Material supplied:
━━━━━━━━━━━━━━━━━━━━━━━━━━━━━━

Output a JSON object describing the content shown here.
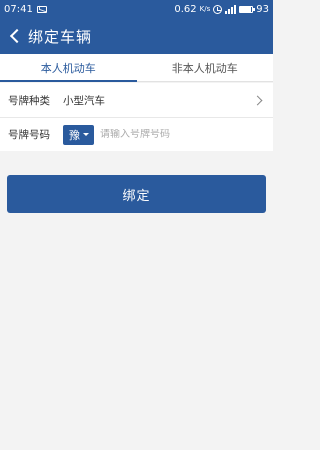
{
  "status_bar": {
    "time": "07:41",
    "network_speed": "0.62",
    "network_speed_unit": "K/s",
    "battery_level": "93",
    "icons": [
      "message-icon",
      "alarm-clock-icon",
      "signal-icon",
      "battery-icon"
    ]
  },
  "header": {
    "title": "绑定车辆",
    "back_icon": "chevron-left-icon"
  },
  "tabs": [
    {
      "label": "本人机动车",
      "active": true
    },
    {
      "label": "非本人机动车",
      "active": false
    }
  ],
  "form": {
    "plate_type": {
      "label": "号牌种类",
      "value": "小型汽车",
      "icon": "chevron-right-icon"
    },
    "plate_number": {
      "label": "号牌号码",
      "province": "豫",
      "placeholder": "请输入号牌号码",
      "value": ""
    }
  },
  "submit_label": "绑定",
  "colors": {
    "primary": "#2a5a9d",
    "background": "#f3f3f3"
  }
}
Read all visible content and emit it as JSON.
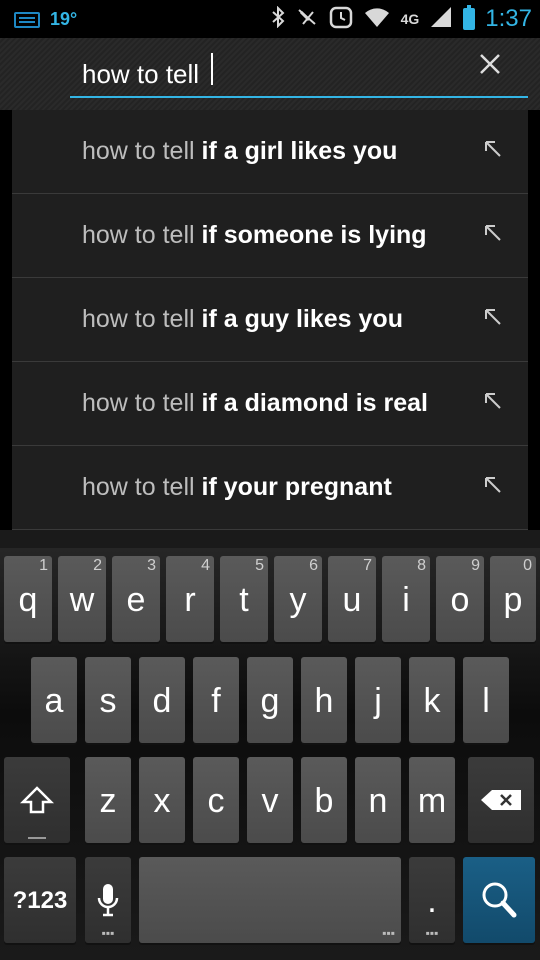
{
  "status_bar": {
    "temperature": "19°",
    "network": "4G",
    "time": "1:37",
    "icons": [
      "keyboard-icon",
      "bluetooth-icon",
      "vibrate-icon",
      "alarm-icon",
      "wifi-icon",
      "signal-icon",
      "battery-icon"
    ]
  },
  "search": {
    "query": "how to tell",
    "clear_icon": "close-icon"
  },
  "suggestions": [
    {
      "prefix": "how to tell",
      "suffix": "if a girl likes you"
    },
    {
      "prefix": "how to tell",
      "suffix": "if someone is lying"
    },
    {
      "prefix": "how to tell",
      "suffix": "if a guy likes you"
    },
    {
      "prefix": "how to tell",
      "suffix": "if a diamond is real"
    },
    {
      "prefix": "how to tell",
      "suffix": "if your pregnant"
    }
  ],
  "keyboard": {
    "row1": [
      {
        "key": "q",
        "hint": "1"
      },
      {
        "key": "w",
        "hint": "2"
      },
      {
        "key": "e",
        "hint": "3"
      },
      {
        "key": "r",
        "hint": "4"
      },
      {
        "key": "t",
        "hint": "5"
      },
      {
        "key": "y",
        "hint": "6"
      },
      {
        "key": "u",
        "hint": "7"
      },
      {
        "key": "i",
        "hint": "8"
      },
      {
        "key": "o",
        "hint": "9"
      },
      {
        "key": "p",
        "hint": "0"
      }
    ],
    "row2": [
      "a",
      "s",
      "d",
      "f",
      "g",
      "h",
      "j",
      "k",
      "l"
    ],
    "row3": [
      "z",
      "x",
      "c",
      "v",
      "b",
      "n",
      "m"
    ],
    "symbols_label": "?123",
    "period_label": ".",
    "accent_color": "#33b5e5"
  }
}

━━━━━━━━━━━━━━━━━━━━━━━━━━━━━━

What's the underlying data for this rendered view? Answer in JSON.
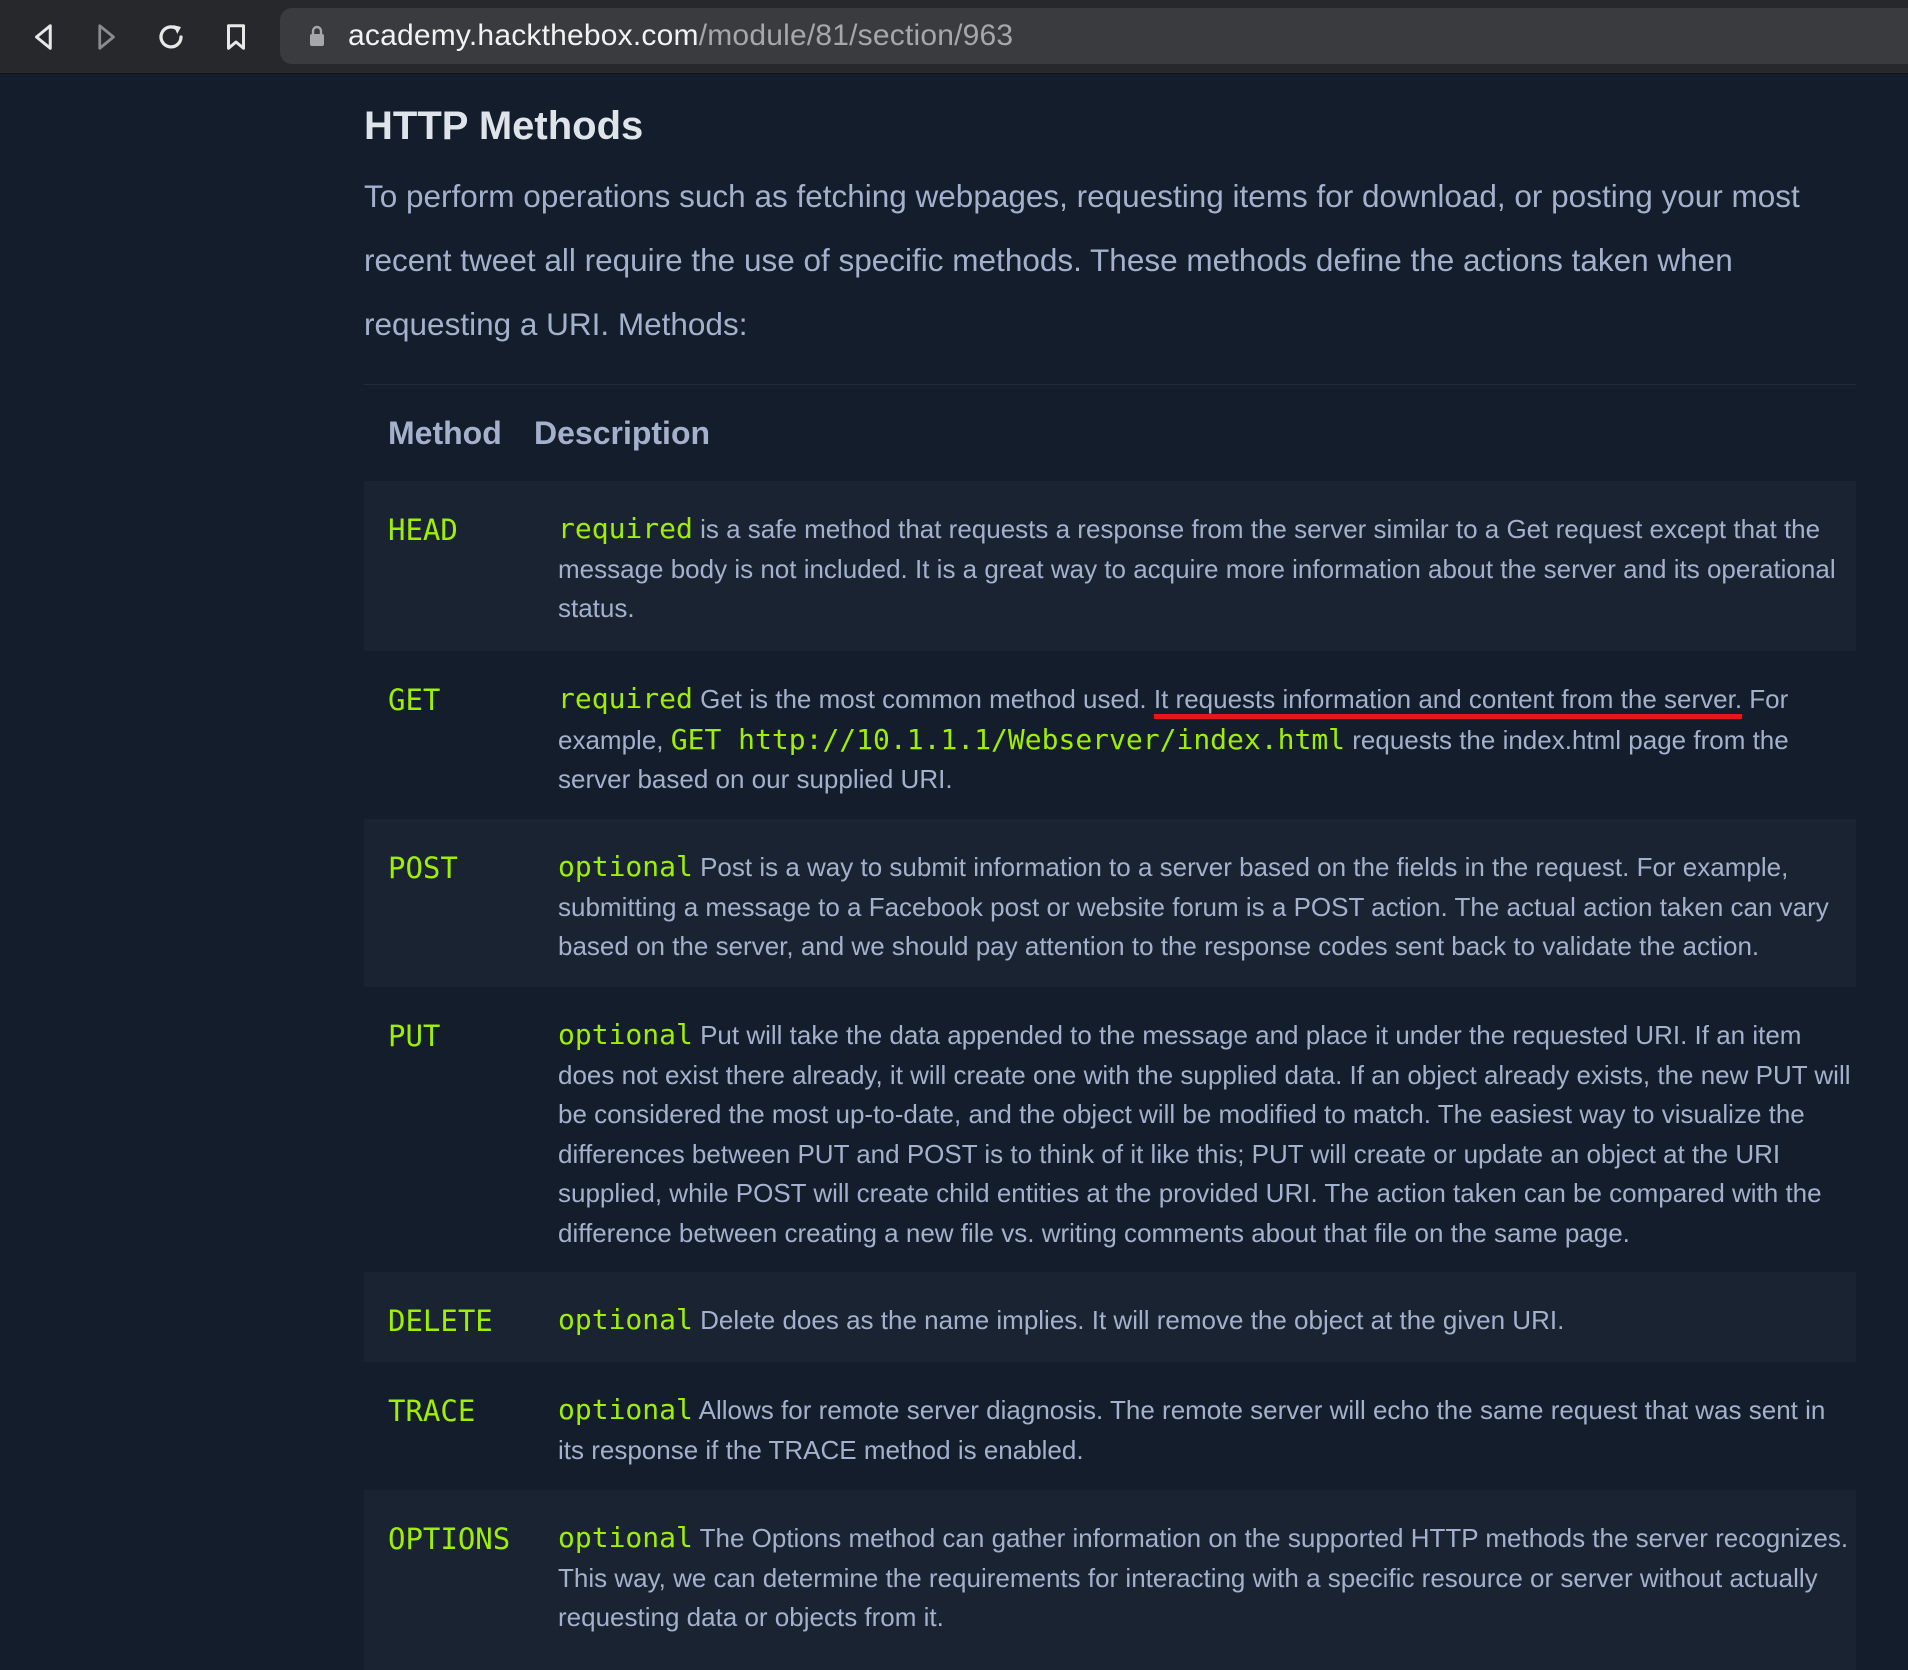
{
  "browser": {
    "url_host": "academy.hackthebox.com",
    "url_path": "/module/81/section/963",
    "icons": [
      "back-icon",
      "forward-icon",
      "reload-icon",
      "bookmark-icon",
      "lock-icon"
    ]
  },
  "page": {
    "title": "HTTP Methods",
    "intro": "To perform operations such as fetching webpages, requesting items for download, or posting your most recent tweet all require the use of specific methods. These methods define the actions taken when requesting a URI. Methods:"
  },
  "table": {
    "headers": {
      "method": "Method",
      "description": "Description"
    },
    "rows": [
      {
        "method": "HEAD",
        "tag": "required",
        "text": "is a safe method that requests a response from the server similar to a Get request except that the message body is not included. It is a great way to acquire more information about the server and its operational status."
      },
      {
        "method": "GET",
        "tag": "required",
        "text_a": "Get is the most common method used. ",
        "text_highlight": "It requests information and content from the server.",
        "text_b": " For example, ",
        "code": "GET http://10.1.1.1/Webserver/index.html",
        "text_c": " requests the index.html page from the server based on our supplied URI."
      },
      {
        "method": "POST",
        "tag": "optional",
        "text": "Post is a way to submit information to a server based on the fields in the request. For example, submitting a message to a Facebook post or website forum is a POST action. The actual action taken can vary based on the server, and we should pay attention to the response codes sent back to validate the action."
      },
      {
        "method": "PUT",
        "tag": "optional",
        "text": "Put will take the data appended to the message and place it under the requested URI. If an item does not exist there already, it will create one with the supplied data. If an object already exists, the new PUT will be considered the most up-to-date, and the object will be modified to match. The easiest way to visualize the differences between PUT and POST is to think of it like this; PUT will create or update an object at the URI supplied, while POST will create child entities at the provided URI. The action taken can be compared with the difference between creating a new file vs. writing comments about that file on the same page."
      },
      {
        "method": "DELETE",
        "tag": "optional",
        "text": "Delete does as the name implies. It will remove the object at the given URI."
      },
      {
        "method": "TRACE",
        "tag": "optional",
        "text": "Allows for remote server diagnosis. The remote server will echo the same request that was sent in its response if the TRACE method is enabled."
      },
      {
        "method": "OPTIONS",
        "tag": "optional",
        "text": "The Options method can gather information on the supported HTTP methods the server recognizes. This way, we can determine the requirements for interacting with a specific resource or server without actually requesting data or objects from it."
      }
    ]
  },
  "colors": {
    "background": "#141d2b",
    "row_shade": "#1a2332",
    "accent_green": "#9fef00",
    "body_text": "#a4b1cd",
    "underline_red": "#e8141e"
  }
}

━━━━━━━━━━━━━━━━━━━━━━━━━━━━━━

What the task requires: The answer is a single number: how many lines include the word "message"?

Output: 4